### What is asked:
Please show every line of the material below that contains the word "crop".

### Given records:

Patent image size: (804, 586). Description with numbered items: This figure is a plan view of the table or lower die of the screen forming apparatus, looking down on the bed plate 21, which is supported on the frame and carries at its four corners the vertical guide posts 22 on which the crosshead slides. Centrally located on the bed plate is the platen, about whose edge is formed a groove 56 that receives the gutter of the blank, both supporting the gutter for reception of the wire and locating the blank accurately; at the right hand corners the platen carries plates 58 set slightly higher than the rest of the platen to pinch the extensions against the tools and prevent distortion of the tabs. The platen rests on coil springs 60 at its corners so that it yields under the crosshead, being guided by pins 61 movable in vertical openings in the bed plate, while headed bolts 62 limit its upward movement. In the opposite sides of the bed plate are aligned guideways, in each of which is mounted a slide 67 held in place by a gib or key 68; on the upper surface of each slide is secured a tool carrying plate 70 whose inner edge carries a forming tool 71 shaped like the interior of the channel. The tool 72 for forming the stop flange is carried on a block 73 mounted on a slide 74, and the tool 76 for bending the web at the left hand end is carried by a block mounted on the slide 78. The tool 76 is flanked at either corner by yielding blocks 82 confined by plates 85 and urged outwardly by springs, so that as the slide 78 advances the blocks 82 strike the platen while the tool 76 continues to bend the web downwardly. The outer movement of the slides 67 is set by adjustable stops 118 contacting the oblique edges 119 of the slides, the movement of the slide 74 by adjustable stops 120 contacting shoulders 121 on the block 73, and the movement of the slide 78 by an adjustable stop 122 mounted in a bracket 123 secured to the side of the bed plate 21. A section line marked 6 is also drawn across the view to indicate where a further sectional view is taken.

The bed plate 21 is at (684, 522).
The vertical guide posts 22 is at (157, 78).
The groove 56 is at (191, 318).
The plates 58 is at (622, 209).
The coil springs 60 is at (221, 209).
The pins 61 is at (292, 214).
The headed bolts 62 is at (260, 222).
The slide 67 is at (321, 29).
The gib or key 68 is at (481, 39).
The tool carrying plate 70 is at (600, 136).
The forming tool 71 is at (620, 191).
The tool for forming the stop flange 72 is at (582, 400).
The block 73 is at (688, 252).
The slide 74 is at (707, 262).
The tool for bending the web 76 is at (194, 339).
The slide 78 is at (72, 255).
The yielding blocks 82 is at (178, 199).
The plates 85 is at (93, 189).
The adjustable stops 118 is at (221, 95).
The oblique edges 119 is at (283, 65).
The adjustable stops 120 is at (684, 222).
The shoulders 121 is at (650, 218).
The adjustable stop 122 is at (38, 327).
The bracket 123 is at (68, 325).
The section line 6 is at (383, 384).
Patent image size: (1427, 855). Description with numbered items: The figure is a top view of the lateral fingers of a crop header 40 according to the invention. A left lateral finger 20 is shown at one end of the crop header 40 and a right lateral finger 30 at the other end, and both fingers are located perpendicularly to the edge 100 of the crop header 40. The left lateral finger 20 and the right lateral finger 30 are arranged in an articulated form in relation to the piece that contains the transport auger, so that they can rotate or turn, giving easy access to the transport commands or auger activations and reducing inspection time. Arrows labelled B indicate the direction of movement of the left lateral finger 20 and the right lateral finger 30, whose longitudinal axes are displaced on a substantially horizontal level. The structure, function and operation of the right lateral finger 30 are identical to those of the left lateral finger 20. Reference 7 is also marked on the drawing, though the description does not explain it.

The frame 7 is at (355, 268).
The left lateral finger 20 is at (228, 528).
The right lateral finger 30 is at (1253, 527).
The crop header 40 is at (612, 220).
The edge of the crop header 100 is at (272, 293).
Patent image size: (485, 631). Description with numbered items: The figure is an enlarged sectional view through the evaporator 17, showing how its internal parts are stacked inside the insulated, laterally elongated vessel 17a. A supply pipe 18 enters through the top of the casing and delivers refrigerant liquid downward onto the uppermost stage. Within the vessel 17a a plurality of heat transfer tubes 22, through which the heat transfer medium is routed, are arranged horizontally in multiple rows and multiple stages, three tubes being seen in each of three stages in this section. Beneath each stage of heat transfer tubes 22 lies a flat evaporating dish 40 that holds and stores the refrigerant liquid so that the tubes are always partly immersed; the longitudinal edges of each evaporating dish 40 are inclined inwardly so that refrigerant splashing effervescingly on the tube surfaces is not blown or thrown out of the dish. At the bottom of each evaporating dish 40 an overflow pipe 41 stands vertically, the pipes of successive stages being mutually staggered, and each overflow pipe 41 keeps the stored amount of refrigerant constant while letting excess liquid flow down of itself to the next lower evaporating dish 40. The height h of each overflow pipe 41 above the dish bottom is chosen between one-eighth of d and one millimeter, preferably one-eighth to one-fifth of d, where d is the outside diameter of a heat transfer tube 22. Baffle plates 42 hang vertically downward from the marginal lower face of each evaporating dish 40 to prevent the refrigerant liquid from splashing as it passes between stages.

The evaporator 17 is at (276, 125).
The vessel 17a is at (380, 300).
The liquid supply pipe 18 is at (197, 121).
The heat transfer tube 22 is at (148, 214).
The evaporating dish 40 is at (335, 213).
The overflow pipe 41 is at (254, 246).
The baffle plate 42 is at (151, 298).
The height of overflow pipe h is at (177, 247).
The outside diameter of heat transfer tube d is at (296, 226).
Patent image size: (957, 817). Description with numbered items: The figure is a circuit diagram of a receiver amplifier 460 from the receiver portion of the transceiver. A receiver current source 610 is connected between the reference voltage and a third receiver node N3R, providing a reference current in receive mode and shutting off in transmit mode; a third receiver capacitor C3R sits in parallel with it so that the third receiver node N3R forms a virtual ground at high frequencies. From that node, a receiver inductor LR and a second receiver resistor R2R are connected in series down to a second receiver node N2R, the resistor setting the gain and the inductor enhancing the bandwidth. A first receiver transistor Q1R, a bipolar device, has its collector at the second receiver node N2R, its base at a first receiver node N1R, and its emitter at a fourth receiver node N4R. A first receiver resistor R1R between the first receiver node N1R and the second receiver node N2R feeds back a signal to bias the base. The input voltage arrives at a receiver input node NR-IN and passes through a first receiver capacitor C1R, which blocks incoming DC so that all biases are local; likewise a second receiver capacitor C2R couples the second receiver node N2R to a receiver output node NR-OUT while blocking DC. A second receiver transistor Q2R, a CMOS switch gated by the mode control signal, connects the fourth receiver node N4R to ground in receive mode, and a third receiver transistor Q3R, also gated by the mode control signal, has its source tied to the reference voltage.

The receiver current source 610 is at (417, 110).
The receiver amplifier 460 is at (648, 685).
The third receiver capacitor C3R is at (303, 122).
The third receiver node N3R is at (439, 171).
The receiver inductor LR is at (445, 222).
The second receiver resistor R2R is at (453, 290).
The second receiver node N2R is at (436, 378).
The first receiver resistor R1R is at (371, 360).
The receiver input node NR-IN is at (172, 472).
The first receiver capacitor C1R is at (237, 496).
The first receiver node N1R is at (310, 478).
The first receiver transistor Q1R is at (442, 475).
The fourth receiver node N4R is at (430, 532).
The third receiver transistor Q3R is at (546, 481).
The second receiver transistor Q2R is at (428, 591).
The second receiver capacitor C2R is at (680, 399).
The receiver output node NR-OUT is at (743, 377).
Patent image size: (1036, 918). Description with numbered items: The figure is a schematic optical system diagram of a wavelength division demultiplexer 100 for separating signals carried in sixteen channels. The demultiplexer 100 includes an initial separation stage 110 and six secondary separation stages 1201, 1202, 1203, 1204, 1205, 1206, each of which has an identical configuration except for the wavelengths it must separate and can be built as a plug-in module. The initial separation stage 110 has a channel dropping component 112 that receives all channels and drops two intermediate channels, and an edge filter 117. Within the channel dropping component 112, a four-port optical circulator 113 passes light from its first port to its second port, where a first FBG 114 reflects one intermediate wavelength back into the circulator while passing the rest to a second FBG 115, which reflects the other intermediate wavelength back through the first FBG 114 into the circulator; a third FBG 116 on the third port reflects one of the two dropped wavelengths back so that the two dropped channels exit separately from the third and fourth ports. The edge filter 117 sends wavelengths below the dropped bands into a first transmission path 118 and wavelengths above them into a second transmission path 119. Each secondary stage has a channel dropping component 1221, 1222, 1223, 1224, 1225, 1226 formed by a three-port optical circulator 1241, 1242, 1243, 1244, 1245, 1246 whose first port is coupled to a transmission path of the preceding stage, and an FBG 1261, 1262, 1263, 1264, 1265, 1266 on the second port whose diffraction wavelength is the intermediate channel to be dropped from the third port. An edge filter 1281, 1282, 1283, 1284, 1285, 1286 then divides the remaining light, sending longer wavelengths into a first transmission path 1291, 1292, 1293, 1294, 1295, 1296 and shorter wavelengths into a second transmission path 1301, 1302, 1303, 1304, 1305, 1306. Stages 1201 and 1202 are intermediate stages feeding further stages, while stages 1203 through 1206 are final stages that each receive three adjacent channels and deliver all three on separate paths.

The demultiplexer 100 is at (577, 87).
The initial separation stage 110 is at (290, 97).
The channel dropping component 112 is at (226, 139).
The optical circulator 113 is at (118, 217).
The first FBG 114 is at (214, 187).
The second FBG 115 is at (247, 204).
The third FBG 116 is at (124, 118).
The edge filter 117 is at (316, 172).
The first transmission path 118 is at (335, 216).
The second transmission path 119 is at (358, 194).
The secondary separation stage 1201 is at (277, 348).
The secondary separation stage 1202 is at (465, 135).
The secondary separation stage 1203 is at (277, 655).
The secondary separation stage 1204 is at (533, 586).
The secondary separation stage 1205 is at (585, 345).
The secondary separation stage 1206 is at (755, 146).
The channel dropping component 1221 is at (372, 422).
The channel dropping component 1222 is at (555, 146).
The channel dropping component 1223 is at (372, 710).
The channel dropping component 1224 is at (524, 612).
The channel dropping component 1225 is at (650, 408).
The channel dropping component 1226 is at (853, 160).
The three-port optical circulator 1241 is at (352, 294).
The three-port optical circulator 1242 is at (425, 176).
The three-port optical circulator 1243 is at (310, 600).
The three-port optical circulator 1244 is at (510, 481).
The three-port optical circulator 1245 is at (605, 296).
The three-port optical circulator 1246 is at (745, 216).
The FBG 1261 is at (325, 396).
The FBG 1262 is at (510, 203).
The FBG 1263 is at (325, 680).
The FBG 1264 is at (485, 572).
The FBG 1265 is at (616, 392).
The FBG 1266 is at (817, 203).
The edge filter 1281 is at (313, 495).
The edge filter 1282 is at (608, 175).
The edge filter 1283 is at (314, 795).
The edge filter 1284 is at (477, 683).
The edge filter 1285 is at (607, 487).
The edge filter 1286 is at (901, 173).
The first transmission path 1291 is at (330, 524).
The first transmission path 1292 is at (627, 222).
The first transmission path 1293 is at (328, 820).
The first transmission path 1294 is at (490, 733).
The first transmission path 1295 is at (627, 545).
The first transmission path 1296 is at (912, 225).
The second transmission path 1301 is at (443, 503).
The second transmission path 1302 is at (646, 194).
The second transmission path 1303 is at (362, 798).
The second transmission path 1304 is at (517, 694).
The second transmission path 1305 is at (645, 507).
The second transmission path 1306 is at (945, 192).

### Problem solution:
Patent image size: (1427, 855). Description with numbered items: The figure is a top view of the lateral fingers of a crop header 40 according to the invention. A left lateral finger 20 is shown at one end of the crop header 40 and a right lateral finger 30 at the other end, and both fingers are located perpendicularly to the edge 100 of the crop header 40. The left lateral finger 20 and the right lateral finger 30 are arranged in an articulated form in relation to the piece that contains the transport auger, so that they can rotate or turn, giving easy access to the transport commands or auger activations and reducing inspection time. Arrows labelled B indicate the direction of movement of the left lateral finger 20 and the right lateral finger 30, whose longitudinal axes are displaced on a substantially horizontal level. The structure, function and operation of the right lateral finger 30 are identical to those of the left lateral finger 20. Reference 7 is also marked on the drawing, though the description does not explain it.
The crop header 40 is at (612, 220).
The edge of the crop header 100 is at (272, 293).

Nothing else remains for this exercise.